Entries from a dataset:

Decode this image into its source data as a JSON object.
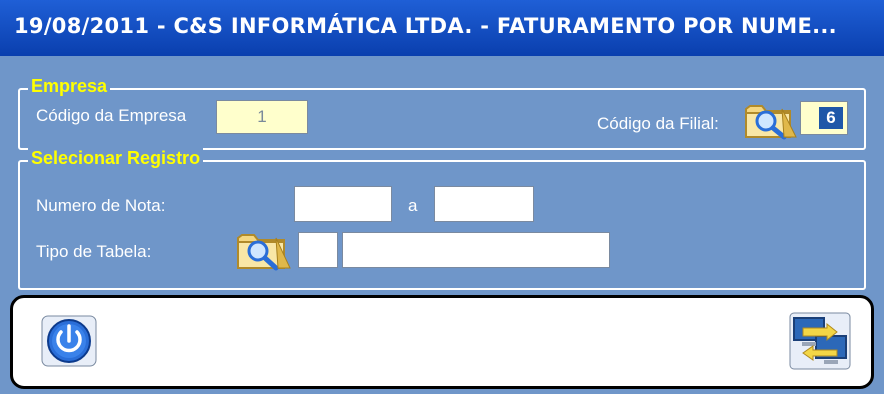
{
  "window": {
    "title": "19/08/2011  -  C&S INFORMÁTICA LTDA.  -  FATURAMENTO POR NUME..."
  },
  "empresa": {
    "legend": "Empresa",
    "codigo_empresa_label": "Código da Empresa",
    "codigo_empresa_value": "1",
    "codigo_filial_label": "Código da Filial:",
    "codigo_filial_value": "6"
  },
  "registro": {
    "legend": "Selecionar Registro",
    "numero_nota_label": "Numero de Nota:",
    "numero_nota_from": "",
    "separator": "a",
    "numero_nota_to": "",
    "tipo_tabela_label": "Tipo de Tabela:",
    "tipo_tabela_code": "",
    "tipo_tabela_desc": ""
  },
  "icons": {
    "filial_search": "folder-search-icon",
    "tabela_search": "folder-search-icon",
    "exit": "power-icon",
    "transfer": "monitors-transfer-icon"
  },
  "colors": {
    "background": "#6f96c9",
    "titlebar": "#0a3fae",
    "legend_text": "#ffff00",
    "readonly_field": "#ffffcc"
  }
}
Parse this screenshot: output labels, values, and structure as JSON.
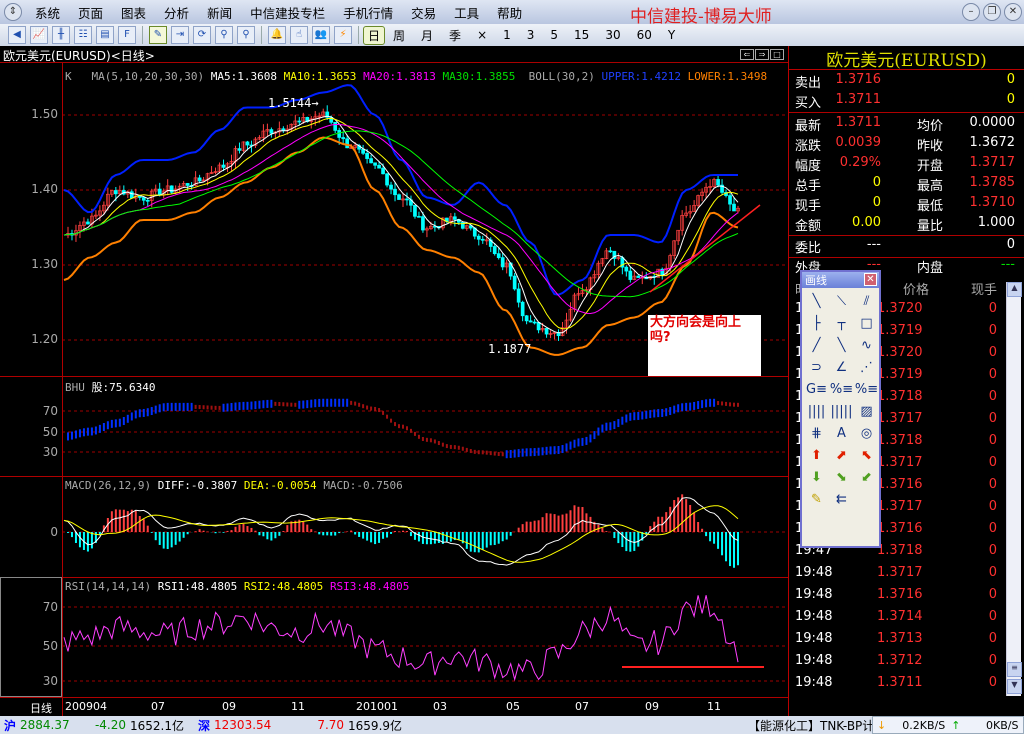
{
  "menu": [
    "系统",
    "页面",
    "图表",
    "分析",
    "新闻",
    "中信建投专栏",
    "手机行情",
    "交易",
    "工具",
    "帮助"
  ],
  "brand": "中信建投-博易大师",
  "toolbar": {
    "periods": [
      "日",
      "周",
      "月",
      "季",
      "×",
      "1",
      "3",
      "5",
      "15",
      "30",
      "60",
      "Y"
    ],
    "selected_period": "日"
  },
  "chart": {
    "title": "欧元美元(EURUSD)<日线>",
    "ma_label": "MA(5,10,20,30,30)",
    "ma5": "MA5:1.3608",
    "ma10": "MA10:1.3653",
    "ma20": "MA20:1.3813",
    "ma30": "MA30:1.3855",
    "boll_label": "BOLL(30,2)",
    "upper": "UPPER:1.4212",
    "lower": "LOWER:1.3498",
    "k": "K",
    "y_ticks": [
      "1.50",
      "1.40",
      "1.30",
      "1.20"
    ],
    "high_label": "1.5144",
    "low_label": "1.1877",
    "bhu_label": "BHU",
    "bhu_value": "股:75.6340",
    "bhu_ticks": [
      "70",
      "50",
      "30"
    ],
    "macd_label": "MACD(26,12,9)",
    "diff": "DIFF:-0.3807",
    "dea": "DEA:-0.0054",
    "macd": "MACD:-0.7506",
    "macd_tick": "0",
    "rsi_label": "RSI(14,14,14)",
    "rsi1": "RSI1:48.4805",
    "rsi2": "RSI2:48.4805",
    "rsi3": "RSI3:48.4805",
    "rsi_ticks": [
      "70",
      "50",
      "30"
    ],
    "period_label": "日线",
    "dates": [
      "200904",
      "07",
      "09",
      "11",
      "201001",
      "03",
      "05",
      "07",
      "09",
      "11"
    ],
    "annotation": "大方向会是向上吗?",
    "colors": {
      "up": "#ff4040",
      "down": "#00ffff",
      "ma5": "#ffffff",
      "ma10": "#ffff00",
      "ma20": "#ff00ff",
      "ma30": "#00ff00",
      "upper": "#0020ff",
      "lower": "#ff8000"
    }
  },
  "chart_data": {
    "type": "line",
    "close": [
      1.34,
      1.36,
      1.4,
      1.39,
      1.4,
      1.41,
      1.43,
      1.46,
      1.48,
      1.49,
      1.5,
      1.46,
      1.43,
      1.39,
      1.35,
      1.36,
      1.34,
      1.3,
      1.22,
      1.21,
      1.27,
      1.32,
      1.28,
      1.29,
      1.37,
      1.41,
      1.37
    ],
    "upper": [
      1.4,
      1.37,
      1.42,
      1.44,
      1.44,
      1.45,
      1.48,
      1.51,
      1.51,
      1.52,
      1.53,
      1.54,
      1.5,
      1.44,
      1.39,
      1.38,
      1.41,
      1.38,
      1.33,
      1.26,
      1.28,
      1.34,
      1.34,
      1.33,
      1.4,
      1.42,
      1.42
    ],
    "lower": [
      1.28,
      1.31,
      1.33,
      1.36,
      1.36,
      1.37,
      1.39,
      1.41,
      1.43,
      1.45,
      1.47,
      1.46,
      1.4,
      1.35,
      1.32,
      1.31,
      1.29,
      1.24,
      1.19,
      1.18,
      1.19,
      1.22,
      1.23,
      1.25,
      1.3,
      1.37,
      1.35
    ],
    "bhu": [
      45,
      50,
      58,
      68,
      74,
      74,
      73,
      75,
      77,
      76,
      78,
      78,
      72,
      55,
      42,
      35,
      30,
      28,
      30,
      32,
      40,
      55,
      65,
      68,
      74,
      78,
      76
    ],
    "diff": [
      0.5,
      -0.6,
      0.6,
      1.0,
      0.2,
      0.4,
      0.3,
      0.6,
      0.2,
      0.8,
      0.5,
      0.6,
      0.1,
      0.3,
      -0.3,
      -0.5,
      -1.3,
      -1.5,
      -1.0,
      -0.4,
      0.5,
      0.3,
      -0.5,
      0.3,
      1.6,
      0.9,
      -0.4
    ],
    "rsi": [
      52,
      55,
      60,
      58,
      56,
      60,
      62,
      66,
      60,
      58,
      62,
      55,
      48,
      44,
      40,
      45,
      42,
      38,
      36,
      45,
      58,
      66,
      50,
      52,
      70,
      72,
      48
    ]
  },
  "quote": {
    "title": "欧元美元(EURUSD)",
    "rows": [
      [
        "卖出",
        "1.3716",
        "",
        "0"
      ],
      [
        "买入",
        "1.3711",
        "",
        "0"
      ],
      [
        "最新",
        "1.3711",
        "均价",
        "0.0000"
      ],
      [
        "涨跌",
        "0.0039",
        "昨收",
        "1.3672"
      ],
      [
        "幅度",
        "0.29%",
        "开盘",
        "1.3717"
      ],
      [
        "总手",
        "0",
        "最高",
        "1.3785"
      ],
      [
        "现手",
        "0",
        "最低",
        "1.3710"
      ],
      [
        "金额",
        "0.00",
        "量比",
        "1.000"
      ],
      [
        "委比",
        "---",
        "",
        "0"
      ],
      [
        "外盘",
        "---",
        "内盘",
        "---"
      ]
    ],
    "tick_headers": [
      "时间",
      "价格",
      "现手"
    ],
    "ticks": [
      [
        "19:47",
        "1.3720",
        "0"
      ],
      [
        "19:47",
        "1.3719",
        "0"
      ],
      [
        "19:47",
        "1.3720",
        "0"
      ],
      [
        "19:47",
        "1.3719",
        "0"
      ],
      [
        "19:47",
        "1.3718",
        "0"
      ],
      [
        "19:47",
        "1.3717",
        "0"
      ],
      [
        "19:47",
        "1.3718",
        "0"
      ],
      [
        "19:47",
        "1.3717",
        "0"
      ],
      [
        "19:47",
        "1.3716",
        "0"
      ],
      [
        "19:47",
        "1.3717",
        "0"
      ],
      [
        "19:47",
        "1.3716",
        "0"
      ],
      [
        "19:47",
        "1.3718",
        "0"
      ],
      [
        "19:48",
        "1.3717",
        "0"
      ],
      [
        "19:48",
        "1.3716",
        "0"
      ],
      [
        "19:48",
        "1.3714",
        "0"
      ],
      [
        "19:48",
        "1.3713",
        "0"
      ],
      [
        "19:48",
        "1.3712",
        "0"
      ],
      [
        "19:48",
        "1.3711",
        "0"
      ]
    ]
  },
  "palette": {
    "title": "画线",
    "tools": [
      "╲",
      "⟍",
      "⫽",
      "├",
      "┬",
      "□",
      "╱",
      "╲",
      "∿",
      "⊃",
      "∠",
      "⋰",
      "G≡",
      "%≡",
      "%≡",
      "||||",
      "|||||",
      "▨",
      "⋕",
      "A",
      "◎",
      "⬆",
      "⬈",
      "⬉",
      "⬇",
      "⬊",
      "⬋",
      "✎",
      "⇇"
    ]
  },
  "status": {
    "sh_label": "沪",
    "sh_index": "2884.37",
    "sh_change": "-4.20",
    "sh_amount": "1652.1亿",
    "sz_label": "深",
    "sz_index": "12303.54",
    "sz_change": "7.70",
    "sz_amount": "1659.9亿",
    "news": "【能源化工】TNK-BP计划",
    "down_speed": "0.2KB/S",
    "up_speed": "0KB/S"
  }
}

Task objective: State how many lines hold the word "lower". The number is the whole answer.

Response: 3